→ What you should do
Please transcribe the data below exactly. Leave the pictures out.

→ Exercise input
^^^^^^^^^^^^^^^^
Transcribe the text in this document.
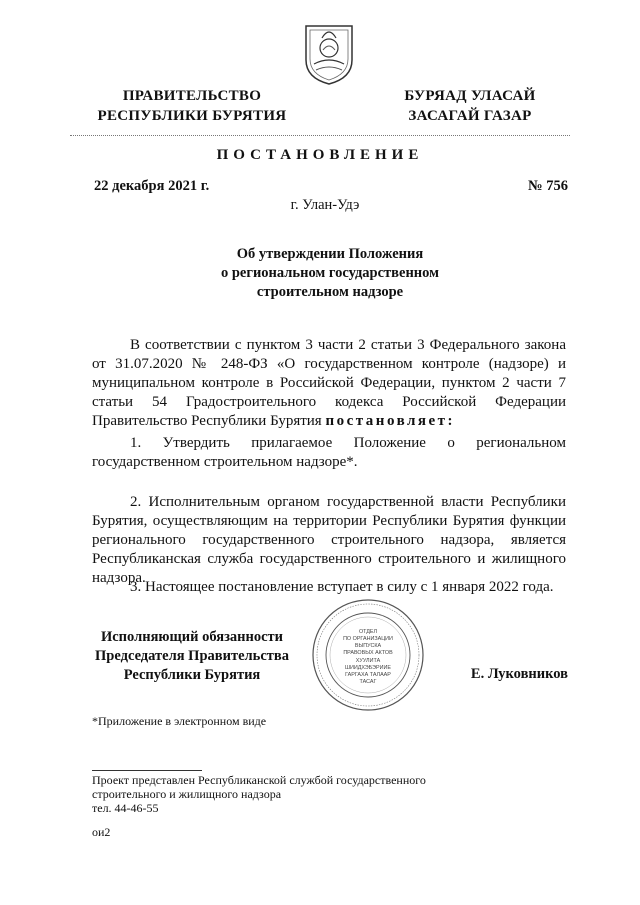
ПРАВИТЕЛЬСТВО
РЕСПУБЛИКИ БУРЯТИЯ
БУРЯАД УЛАСАЙ
ЗАСАГАЙ ГАЗАР
ПОСТАНОВЛЕНИЕ
22 декабря 2021 г.	№ 756
г. Улан-Удэ
Об утверждении Положения
о региональном государственном
строительном надзоре
В соответствии с пунктом 3 части 2 статьи 3 Федерального закона от 31.07.2020 № 248-ФЗ «О государственном контроле (надзоре) и муниципальном контроле в Российской Федерации, пунктом 2 части 7 статьи 54 Градостроительного кодекса Российской Федерации Правительство Республики Бурятия постановляет:
1. Утвердить прилагаемое Положение о региональном государственном строительном надзоре*.
2. Исполнительным органом государственной власти Республики Бурятия, осуществляющим на территории Республики Бурятия функции регионального государственного строительного надзора, является Республиканская служба государственного строительного и жилищного надзора.
3. Настоящее постановление вступает в силу с 1 января 2022 года.
Исполняющий обязанности
Председателя Правительства
Республики Бурятия
ОТДЕЛ
ПО ОРГАНИЗАЦИИ
ВЫПУСКА
ПРАВОВЫХ АКТОВ
ХУУЛИТА
ШИИДХЭБЭРИИЕ
ГАРГАХА ТАЛААР
ТАСАГ	Е. Луковников
*Приложение в электронном виде
Проект представлен Республиканской службой государственного
строительного и жилищного надзора
тел. 44-46-55
ои2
^^^^^^^^^^^^^^^^
→ Solved exercise
Transcribe the text in this document.
ПРАВИТЕЛЬСТВО
РЕСПУБЛИКИ БУРЯТИЯ
БУРЯАД УЛАСАЙ
ЗАСАГАЙ ГАЗАР
ПОСТАНОВЛЕНИЕ
22 декабря 2021 г.	№ 756
г. Улан-Удэ
Об утверждении Положения
о региональном государственном
строительном надзоре
В соответствии с пунктом 3 части 2 статьи 3 Федерального закона от 31.07.2020 № 248-ФЗ «О государственном контроле (надзоре) и муниципальном контроле в Российской Федерации, пунктом 2 части 7 статьи 54 Градостроительного кодекса Российской Федерации Правительство Республики Бурятия постановляет:
1. Утвердить прилагаемое Положение о региональном государственном строительном надзоре*.
2. Исполнительным органом государственной власти Республики Бурятия, осуществляющим на территории Республики Бурятия функции регионального государственного строительного надзора, является Республиканская служба государственного строительного и жилищного надзора.
3. Настоящее постановление вступает в силу с 1 января 2022 года.
Исполняющий обязанности
Председателя Правительства
Республики Бурятия
ОТДЕЛ
ПО ОРГАНИЗАЦИИ
ВЫПУСКА
ПРАВОВЫХ АКТОВ
ХУУЛИТА
ШИИДХЭБЭРИИЕ
ГАРГАХА ТАЛААР
ТАСАГ	Е. Луковников
*Приложение в электронном виде
Проект представлен Республиканской службой государственного
строительного и жилищного надзора
тел. 44-46-55
ои2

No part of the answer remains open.